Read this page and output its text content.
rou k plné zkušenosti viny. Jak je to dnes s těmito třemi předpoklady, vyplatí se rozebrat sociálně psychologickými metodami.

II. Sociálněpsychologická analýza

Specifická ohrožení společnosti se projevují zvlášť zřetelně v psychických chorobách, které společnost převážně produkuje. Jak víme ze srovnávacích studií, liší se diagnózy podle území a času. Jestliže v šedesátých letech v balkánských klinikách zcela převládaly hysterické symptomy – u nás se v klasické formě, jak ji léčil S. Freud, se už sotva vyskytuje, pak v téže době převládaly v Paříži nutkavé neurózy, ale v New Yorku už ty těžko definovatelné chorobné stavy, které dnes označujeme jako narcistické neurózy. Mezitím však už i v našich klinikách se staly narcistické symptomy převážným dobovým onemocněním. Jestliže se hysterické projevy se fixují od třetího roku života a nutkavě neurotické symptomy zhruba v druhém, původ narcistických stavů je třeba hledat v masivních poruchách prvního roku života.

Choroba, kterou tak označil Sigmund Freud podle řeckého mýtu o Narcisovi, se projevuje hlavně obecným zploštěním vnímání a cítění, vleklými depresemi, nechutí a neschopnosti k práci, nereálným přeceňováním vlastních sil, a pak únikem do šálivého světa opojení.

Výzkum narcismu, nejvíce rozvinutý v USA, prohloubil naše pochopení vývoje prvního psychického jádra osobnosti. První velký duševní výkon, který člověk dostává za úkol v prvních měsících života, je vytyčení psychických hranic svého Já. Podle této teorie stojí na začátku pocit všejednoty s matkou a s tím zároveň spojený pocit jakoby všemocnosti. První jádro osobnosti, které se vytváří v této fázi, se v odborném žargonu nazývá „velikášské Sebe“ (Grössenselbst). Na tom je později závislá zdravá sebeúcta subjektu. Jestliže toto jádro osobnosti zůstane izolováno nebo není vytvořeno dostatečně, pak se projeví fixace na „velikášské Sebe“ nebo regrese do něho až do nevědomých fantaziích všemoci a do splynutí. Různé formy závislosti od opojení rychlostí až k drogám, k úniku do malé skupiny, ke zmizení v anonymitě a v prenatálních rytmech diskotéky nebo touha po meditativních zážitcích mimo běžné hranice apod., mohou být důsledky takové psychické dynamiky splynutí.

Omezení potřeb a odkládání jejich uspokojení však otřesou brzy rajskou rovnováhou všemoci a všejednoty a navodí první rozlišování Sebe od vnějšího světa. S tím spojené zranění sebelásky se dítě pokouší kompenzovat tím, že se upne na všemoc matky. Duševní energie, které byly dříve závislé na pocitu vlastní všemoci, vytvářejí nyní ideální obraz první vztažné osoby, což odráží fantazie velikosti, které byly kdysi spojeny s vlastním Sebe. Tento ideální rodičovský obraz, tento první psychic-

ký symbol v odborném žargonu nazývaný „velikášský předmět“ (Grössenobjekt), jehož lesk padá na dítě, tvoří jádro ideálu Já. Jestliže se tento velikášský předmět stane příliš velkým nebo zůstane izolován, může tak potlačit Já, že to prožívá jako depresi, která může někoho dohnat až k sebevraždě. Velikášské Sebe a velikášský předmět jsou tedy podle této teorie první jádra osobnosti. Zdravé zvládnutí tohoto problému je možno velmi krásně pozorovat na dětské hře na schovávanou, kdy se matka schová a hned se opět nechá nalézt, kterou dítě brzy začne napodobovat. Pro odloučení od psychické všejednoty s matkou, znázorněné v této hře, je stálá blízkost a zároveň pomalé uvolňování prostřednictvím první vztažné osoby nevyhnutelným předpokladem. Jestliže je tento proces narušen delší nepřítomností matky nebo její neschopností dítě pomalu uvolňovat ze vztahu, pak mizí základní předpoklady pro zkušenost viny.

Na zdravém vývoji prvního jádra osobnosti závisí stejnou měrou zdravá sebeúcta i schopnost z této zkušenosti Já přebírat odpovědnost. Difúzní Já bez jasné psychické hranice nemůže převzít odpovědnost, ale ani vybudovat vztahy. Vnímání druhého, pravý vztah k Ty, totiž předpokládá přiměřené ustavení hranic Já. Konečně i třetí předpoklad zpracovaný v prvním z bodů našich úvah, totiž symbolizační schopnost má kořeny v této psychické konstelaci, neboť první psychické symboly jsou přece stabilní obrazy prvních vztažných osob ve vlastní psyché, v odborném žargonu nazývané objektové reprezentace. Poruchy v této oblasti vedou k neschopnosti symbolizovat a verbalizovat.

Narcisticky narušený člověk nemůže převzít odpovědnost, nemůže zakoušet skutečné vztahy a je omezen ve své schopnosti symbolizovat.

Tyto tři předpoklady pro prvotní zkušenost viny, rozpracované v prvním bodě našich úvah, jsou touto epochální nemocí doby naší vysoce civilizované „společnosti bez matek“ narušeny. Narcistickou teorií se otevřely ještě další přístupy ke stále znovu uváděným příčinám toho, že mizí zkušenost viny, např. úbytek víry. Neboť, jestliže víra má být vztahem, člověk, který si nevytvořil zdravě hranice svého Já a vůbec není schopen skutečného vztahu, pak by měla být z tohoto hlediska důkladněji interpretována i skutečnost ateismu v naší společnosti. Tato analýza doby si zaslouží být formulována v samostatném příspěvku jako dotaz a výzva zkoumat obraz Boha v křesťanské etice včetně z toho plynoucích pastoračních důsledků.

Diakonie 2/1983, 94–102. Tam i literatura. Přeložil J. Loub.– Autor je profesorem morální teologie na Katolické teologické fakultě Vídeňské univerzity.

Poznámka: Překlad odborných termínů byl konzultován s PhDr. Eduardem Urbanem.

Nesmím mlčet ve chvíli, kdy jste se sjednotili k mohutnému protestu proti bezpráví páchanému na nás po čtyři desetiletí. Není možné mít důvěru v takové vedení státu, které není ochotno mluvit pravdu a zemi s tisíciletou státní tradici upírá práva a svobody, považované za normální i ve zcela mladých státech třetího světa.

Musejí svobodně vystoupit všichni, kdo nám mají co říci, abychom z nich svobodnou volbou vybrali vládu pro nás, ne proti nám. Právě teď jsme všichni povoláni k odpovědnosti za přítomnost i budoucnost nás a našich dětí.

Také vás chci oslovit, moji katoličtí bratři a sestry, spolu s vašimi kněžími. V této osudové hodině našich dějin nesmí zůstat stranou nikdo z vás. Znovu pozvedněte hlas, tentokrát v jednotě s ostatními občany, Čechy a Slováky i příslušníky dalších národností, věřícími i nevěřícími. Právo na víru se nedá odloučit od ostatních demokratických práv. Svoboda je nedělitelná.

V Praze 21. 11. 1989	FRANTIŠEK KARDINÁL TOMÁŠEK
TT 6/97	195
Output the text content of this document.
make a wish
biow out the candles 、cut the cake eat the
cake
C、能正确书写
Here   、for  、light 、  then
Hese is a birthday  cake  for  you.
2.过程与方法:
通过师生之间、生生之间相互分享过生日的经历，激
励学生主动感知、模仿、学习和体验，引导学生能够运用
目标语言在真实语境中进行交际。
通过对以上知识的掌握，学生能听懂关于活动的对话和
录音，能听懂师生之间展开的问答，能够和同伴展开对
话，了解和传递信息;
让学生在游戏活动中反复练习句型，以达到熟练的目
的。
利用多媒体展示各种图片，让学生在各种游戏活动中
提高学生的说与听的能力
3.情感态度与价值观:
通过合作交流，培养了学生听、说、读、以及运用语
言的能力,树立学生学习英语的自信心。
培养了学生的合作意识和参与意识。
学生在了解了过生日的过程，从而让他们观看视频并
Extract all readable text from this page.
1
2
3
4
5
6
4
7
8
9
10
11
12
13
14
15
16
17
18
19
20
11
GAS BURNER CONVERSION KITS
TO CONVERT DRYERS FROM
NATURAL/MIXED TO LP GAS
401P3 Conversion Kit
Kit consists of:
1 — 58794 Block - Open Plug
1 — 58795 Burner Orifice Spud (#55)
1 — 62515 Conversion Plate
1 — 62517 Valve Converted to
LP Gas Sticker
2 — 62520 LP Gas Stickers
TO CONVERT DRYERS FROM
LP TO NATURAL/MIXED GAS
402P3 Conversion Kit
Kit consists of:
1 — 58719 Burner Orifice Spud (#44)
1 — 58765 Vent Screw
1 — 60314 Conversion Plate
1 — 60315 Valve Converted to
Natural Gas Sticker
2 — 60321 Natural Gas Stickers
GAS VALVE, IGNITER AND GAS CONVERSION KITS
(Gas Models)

◆ ◆ ◆

→ **The exercise**
From the listing above, copy every line that includes the word "vztahy".

→ **Reply to the exercise**
Na zdravém vývoji prvního jádra osobnosti závisí stejnou měrou zdravá sebeúcta i schopnost z této zkušenosti Já přebírat odpovědnost. Difúzní Já bez jasné psychické hranice nemůže převzít odpovědnost, ale ani vybudovat vztahy. Vnímání druhého, pravý vztah k Ty, totiž předpokládá přiměřené ustavení hranic Já. Konečně i třetí předpoklad zpracovaný v prvním z bodů našich úvah, totiž symbolizační schopnost má kořeny v této psychické konstelaci, neboť první psychické symboly jsou přece stabilní obrazy prvních vztažných osob ve vlastní psyché, v odborném žargonu nazývané objektové reprezentace. Poruchy v této oblasti vedou k neschopnosti symbolizovat a verbalizovat.
Narcisticky narušený člověk nemůže převzít odpovědnost, nemůže zakoušet skutečné vztahy a je omezen ve své schopnosti symbolizovat.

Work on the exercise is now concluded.